Extracted entries |
══════════

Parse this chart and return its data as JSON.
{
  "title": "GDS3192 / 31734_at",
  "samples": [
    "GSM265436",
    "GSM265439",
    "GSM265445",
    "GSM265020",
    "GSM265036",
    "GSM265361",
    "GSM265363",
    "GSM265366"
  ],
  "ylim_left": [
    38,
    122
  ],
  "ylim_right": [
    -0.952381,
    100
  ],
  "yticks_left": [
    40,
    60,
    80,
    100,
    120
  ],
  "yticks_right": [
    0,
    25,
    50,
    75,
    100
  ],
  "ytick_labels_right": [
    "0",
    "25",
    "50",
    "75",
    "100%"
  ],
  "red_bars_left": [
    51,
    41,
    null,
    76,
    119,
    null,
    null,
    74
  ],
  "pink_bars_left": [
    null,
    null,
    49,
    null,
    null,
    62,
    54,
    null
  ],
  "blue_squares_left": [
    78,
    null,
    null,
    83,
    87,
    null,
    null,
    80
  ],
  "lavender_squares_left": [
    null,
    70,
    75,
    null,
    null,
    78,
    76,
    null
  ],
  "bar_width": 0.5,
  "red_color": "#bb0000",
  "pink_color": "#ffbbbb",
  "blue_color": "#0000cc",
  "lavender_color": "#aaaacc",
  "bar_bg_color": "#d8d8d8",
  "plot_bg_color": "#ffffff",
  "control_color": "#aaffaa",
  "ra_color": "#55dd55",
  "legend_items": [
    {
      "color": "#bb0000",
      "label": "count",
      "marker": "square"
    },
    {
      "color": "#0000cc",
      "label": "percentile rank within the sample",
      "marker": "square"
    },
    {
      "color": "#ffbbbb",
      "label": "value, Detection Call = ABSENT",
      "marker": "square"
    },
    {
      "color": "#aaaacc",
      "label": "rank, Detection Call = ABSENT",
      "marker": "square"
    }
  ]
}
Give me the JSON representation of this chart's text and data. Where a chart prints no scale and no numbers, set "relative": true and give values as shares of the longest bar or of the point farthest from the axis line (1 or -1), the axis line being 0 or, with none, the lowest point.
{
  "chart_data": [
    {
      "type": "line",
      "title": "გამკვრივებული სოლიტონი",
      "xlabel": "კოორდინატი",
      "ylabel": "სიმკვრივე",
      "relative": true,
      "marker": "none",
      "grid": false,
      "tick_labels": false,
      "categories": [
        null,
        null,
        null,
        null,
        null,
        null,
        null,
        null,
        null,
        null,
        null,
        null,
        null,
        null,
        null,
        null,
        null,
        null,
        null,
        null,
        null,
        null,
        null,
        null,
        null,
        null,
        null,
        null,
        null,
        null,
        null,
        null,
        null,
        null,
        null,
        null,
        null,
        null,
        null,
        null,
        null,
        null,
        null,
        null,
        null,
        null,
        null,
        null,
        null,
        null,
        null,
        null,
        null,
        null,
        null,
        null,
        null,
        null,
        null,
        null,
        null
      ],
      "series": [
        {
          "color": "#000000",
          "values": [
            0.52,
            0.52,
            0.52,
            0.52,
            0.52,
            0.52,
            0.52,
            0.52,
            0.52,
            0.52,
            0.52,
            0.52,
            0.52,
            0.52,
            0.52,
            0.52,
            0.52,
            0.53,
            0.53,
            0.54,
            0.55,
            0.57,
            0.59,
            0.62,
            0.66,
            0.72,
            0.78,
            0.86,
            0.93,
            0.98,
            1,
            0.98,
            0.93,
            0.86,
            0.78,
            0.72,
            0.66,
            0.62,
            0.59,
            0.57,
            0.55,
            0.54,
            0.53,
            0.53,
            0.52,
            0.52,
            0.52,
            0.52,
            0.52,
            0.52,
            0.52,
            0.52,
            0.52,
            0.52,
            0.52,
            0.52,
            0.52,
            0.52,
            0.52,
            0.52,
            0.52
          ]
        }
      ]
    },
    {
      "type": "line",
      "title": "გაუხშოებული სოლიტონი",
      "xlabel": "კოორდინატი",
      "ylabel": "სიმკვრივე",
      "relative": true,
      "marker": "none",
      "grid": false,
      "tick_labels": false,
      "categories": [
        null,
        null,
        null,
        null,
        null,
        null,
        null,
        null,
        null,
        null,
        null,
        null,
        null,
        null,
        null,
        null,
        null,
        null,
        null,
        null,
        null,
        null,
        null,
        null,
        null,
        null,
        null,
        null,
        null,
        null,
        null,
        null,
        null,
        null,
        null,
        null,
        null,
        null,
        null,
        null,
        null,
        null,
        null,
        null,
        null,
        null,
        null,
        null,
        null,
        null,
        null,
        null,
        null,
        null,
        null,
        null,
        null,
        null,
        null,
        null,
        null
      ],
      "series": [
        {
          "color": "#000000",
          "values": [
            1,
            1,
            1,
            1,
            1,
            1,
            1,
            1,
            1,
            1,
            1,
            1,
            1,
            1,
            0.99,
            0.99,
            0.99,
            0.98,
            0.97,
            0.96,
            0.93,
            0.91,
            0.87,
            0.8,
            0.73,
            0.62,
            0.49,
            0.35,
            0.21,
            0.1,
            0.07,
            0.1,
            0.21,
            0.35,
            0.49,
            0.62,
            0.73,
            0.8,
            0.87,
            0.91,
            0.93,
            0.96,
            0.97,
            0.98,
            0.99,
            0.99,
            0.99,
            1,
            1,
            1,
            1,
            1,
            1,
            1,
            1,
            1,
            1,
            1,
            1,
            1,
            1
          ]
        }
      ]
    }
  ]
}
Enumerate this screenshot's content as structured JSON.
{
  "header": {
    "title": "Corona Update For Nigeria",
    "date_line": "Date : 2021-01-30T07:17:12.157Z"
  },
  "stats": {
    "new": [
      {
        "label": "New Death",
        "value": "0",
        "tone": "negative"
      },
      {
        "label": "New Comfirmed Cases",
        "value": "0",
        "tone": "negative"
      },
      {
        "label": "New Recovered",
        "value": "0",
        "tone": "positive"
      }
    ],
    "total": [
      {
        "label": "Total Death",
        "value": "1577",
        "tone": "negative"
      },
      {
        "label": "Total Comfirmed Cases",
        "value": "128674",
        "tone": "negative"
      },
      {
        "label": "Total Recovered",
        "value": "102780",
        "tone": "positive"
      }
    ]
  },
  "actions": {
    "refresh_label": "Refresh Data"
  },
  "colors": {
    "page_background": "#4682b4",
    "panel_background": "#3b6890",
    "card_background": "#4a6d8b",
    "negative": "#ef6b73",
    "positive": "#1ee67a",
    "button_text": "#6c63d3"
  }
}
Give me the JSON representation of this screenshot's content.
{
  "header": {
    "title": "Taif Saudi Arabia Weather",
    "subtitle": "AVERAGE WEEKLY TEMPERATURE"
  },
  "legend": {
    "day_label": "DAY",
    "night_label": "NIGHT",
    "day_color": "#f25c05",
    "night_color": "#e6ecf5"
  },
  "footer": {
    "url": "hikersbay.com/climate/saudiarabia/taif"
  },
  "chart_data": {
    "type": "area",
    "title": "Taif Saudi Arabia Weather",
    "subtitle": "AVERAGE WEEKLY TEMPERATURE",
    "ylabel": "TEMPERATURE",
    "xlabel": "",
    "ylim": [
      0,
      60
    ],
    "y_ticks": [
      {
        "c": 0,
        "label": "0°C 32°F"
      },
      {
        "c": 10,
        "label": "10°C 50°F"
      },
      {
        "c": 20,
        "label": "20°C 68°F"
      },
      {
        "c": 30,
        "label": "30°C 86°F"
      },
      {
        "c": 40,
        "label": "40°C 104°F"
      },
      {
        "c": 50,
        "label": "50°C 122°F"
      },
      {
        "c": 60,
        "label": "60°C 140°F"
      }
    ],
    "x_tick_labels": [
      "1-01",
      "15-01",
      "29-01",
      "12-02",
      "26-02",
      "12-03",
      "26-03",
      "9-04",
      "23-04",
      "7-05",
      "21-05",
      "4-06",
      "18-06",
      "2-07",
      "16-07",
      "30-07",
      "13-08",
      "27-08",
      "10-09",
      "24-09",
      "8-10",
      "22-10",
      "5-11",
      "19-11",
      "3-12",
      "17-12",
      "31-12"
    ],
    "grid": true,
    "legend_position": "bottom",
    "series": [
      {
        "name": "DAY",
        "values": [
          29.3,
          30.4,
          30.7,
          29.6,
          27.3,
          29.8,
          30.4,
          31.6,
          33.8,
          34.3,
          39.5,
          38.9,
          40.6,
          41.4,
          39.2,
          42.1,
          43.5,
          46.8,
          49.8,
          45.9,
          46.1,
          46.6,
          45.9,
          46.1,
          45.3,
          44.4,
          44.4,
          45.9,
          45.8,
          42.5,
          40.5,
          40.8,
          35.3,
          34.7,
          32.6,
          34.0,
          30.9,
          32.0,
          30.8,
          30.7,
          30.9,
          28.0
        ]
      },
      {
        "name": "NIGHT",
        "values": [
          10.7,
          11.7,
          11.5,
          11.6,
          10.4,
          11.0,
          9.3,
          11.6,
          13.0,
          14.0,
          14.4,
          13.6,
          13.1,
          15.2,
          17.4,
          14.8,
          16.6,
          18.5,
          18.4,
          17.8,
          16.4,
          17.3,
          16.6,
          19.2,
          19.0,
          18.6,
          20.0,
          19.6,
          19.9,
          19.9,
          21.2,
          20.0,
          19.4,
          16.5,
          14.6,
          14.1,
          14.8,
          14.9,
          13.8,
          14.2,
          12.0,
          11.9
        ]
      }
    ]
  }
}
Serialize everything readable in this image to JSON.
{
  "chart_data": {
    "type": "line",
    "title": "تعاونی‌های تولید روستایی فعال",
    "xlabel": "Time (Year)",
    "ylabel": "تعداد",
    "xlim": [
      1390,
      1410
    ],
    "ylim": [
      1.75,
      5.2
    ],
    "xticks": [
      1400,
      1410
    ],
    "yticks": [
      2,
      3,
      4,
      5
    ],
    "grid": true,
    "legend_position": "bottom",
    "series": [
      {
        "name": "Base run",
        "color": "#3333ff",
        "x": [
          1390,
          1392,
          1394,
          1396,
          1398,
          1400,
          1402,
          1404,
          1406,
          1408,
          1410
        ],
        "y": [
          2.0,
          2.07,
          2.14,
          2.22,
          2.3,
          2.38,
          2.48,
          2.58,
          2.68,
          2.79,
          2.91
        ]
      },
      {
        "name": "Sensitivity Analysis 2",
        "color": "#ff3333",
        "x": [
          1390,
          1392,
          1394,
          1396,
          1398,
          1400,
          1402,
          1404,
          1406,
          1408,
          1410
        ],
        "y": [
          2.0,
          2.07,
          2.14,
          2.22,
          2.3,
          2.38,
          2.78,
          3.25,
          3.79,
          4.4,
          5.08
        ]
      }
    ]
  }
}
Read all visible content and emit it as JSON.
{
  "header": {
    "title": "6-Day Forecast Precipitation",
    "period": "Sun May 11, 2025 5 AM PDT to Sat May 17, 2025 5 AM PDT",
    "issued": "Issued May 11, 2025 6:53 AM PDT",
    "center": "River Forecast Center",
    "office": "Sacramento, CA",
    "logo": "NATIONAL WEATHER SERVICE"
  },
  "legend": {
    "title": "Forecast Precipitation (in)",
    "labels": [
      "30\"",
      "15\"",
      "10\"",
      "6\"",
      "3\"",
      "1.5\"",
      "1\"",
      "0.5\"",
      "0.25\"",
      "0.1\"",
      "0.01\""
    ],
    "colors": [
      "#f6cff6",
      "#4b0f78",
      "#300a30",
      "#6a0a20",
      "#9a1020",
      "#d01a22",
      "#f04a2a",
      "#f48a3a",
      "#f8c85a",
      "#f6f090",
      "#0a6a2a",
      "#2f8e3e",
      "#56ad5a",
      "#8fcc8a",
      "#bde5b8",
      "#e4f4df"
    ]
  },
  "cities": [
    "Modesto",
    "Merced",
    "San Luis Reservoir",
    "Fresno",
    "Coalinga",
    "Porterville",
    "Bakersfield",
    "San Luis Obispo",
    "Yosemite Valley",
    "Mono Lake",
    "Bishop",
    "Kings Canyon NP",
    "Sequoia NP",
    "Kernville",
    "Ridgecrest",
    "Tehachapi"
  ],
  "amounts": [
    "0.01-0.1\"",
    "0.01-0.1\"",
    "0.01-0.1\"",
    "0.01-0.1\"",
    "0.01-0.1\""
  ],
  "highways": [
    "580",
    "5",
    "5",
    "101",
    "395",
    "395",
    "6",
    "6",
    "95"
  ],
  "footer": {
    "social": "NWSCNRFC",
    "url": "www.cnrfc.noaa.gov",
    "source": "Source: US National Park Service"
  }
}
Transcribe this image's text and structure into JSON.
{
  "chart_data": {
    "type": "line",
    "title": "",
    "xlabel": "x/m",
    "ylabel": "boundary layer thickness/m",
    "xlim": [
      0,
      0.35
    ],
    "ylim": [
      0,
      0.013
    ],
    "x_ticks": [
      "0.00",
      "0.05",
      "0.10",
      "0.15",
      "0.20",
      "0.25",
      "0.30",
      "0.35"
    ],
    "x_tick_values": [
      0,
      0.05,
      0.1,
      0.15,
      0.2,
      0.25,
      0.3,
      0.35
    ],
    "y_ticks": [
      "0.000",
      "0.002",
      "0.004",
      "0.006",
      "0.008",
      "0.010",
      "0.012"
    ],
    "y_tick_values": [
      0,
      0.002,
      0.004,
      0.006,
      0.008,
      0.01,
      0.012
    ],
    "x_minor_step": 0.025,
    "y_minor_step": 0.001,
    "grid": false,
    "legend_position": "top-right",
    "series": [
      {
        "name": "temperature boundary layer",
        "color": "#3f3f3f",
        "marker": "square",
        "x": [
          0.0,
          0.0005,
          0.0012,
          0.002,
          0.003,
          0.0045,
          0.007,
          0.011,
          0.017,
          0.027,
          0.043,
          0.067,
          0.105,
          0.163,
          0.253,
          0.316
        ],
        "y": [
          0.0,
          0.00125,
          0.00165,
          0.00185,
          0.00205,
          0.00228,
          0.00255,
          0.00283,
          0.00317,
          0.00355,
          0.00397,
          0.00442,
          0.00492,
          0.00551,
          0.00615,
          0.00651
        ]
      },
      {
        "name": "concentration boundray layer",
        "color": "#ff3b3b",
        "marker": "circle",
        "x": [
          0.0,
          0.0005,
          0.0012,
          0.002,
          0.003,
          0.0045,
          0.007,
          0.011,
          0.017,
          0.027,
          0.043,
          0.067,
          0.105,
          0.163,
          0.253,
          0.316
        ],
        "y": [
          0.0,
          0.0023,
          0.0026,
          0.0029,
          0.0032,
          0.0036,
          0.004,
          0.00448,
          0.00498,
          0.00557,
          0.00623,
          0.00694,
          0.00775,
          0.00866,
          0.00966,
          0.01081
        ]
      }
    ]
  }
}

══════════

Find the word "WEEKLY" in the entries, and copy every line it shows up in.

    "subtitle": "AVERAGE WEEKLY TEMPERATURE"
    "subtitle": "AVERAGE WEEKLY TEMPERATURE",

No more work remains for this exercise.